======== Passage provided

On appeal, defendant contends that the trial court committed reversible error by presenting, sua sponte, the jury instruction on the lesser-included offense of possession where the State did not request such instruction and defendant strenuously objected. We agree. In People v. Sinnott, 226 Ill. App. 3d 923, 925, 168 Ill. Dec. 865, 590 N.E.2d 502 (1992), the fourth district considered a factually similar case where the defendant was charged with possession of a controlled substance with intent to deliver. At the instructions conference, defense counsel informed the trial court that, after discussions with the defendant, the defendant did not wish to submit an instruction related to the uncharged included offense of possession of a controlled substance. Sinnott, 226 Ill. App. 3d at 927. The trial court, however, sua sponte and over defense counsel's objections, concluded that a lesser-included-offense instruction was necessary and submitted such instruction to the jury, which ultimately found defendant guilty of the lesser-included-offense of possession of a controlled substance. Sinnott, 226 Ill. App. 3d at 927. Citing People v. Taylor, 36 Ill. 2d 483, 224 N.E.2d 266 (1967), the court held that a trial court has the discretion, irrespective of whether either party submits the instructions or the defendant objects to their inclusion, to sua sponte instruct on uncharged included offenses. Sinnott, 226 Ill. App. 3d at 932.

We disagree with Sinnott, finding its holding at odds with supreme and appellate court precedent. In fact, the alleged error in Sinnott is more egregious than that in the case before us. There, the defendant admitted that he possessed the drugs. The trial court then sua sponte submitted an instruction on the offense of possession and in effect directed a verdict of guilty against defendant. The trial court should not, under the entitlement of discretion, have the ability to remove the issue of defendant's criminal accountability from the jury. Moreover, in People v. Barnard, 104 Ill. 2d 218, 232, 83 Ill. Dec. 585, 470 N.E.2d 1005 (1984), the supreme court held that it would "not have been proper for the judge to interfere with defense counsel's strategy and give the self defense and voluntary manslaughter instruction[s] sua sponte. " As the appellate court noted in People v. Gramc, 271 Ill. App. 3d 282, 287, 207 Ill. Dec. 559, 647 N.E.2d 1052 (1995), the "Sinnott court did not even mention Barnard, so apparently the court was unaware of Barnard or was unaware that its ruling was contrary to a holding of the supreme court."

The thoughtful writer of Sinnott sought to establish guidelines for the trial court, suggesting: (1) at the jury instructions conference, the court should advise the parties of its belief that there is a lesser-included uncharged offense; (2) that if either side offers an appropriate instruction as to that issue, it will be given; (3) the court should advise the parties that it may instruct even though neither party tenders a lesser-included offense instruction; (4) defense counsel should be directed to discuss the issue with the defendant; and (5) the court should make inquiry of the defendant and, if defendant still does not request a lesser-included-offense instruction, the trial court may, sua sponte, give such instruction to the jury. Sinnott, 226 Ill. App. 3d at 931-32.

To begin our analysis, the "should" in the Sinnott guidelines should be changed to "may." The failure of the trial court to advise the parties of the possibility of a lesser-included offense ought not be grounds for appeal.

================
======== Items

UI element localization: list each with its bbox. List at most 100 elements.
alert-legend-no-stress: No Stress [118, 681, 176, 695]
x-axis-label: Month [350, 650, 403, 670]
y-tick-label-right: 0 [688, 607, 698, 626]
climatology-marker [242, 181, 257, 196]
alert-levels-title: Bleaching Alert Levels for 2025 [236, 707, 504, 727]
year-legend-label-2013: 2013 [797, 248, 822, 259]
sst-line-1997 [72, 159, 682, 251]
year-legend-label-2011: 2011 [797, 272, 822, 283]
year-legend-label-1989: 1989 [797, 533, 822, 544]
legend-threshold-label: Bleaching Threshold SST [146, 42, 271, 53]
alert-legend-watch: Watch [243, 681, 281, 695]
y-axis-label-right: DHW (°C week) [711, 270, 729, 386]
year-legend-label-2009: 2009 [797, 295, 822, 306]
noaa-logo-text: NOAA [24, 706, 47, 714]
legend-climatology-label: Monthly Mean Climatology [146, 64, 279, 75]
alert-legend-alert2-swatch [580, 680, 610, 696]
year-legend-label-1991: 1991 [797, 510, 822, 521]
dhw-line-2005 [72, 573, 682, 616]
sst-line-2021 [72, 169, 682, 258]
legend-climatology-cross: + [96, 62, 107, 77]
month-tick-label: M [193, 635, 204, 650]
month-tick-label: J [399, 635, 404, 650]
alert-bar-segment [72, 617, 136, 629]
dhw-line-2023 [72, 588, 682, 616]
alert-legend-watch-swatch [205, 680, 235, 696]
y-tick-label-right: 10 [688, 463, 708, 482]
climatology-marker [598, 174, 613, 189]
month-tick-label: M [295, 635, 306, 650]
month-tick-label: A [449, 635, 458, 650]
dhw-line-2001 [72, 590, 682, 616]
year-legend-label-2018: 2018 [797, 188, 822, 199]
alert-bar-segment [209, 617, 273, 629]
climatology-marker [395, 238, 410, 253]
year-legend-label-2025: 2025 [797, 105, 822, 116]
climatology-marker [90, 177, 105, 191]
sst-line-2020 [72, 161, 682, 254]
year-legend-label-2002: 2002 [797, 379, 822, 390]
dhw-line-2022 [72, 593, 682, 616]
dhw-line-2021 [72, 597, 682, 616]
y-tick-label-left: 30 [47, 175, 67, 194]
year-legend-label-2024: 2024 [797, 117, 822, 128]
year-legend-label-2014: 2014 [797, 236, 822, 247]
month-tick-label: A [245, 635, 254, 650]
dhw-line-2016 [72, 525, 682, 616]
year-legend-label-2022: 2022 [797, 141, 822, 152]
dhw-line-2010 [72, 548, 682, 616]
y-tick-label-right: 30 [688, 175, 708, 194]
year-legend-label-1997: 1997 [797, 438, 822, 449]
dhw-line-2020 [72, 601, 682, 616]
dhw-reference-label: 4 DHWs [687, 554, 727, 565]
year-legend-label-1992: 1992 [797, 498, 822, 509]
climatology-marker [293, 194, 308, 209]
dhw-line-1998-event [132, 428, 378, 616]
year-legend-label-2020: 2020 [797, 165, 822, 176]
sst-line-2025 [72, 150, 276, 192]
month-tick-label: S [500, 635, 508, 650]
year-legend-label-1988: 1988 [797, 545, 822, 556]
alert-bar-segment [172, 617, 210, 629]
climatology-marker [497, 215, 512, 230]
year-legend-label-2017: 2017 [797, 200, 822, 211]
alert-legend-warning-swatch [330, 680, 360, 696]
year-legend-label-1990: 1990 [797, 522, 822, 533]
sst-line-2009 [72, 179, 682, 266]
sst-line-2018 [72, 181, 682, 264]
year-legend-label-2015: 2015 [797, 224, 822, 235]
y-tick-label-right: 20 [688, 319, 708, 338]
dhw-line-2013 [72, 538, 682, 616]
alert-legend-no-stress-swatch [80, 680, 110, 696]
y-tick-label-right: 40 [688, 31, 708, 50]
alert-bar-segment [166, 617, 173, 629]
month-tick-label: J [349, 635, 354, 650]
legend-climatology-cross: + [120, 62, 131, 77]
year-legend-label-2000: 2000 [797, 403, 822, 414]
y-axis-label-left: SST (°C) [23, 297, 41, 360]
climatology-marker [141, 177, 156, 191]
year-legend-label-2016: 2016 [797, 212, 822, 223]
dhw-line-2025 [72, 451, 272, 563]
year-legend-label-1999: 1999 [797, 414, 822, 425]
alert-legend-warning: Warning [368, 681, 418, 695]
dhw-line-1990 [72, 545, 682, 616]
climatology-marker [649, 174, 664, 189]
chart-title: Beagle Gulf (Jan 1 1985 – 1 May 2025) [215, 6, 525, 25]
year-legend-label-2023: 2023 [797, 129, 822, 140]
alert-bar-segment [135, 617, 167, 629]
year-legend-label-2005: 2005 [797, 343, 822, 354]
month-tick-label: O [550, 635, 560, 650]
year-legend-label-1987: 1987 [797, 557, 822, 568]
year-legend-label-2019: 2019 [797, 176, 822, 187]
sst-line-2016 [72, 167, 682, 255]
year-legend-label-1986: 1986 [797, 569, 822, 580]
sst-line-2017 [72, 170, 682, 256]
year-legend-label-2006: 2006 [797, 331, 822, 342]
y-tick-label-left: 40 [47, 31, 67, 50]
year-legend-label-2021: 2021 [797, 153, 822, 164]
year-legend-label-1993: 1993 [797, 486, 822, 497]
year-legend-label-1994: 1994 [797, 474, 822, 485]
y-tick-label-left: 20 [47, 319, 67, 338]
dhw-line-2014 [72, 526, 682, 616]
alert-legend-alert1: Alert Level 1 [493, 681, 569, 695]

================

**Task prompt**
Reproduce verbatim the stretch of the appellate opinion above from "The thoughtful writer" through "3d at 931-32.".

**Finished task**
The thoughtful writer of Sinnott sought to establish guidelines for the trial court, suggesting: (1) at the jury instructions conference, the court should advise the parties of its belief that there is a lesser-included uncharged offense; (2) that if either side offers an appropriate instruction as to that issue, it will be given; (3) the court should advise the parties that it may instruct even though neither party tenders a lesser-included offense instruction; (4) defense counsel should be directed to discuss the issue with the defendant; and (5) the court should make inquiry of the defendant and, if defendant still does not request a lesser-included-offense instruction, the trial court may, sua sponte, give such instruction to the jury. Sinnott, 226 Ill. App. 3d at 931-32.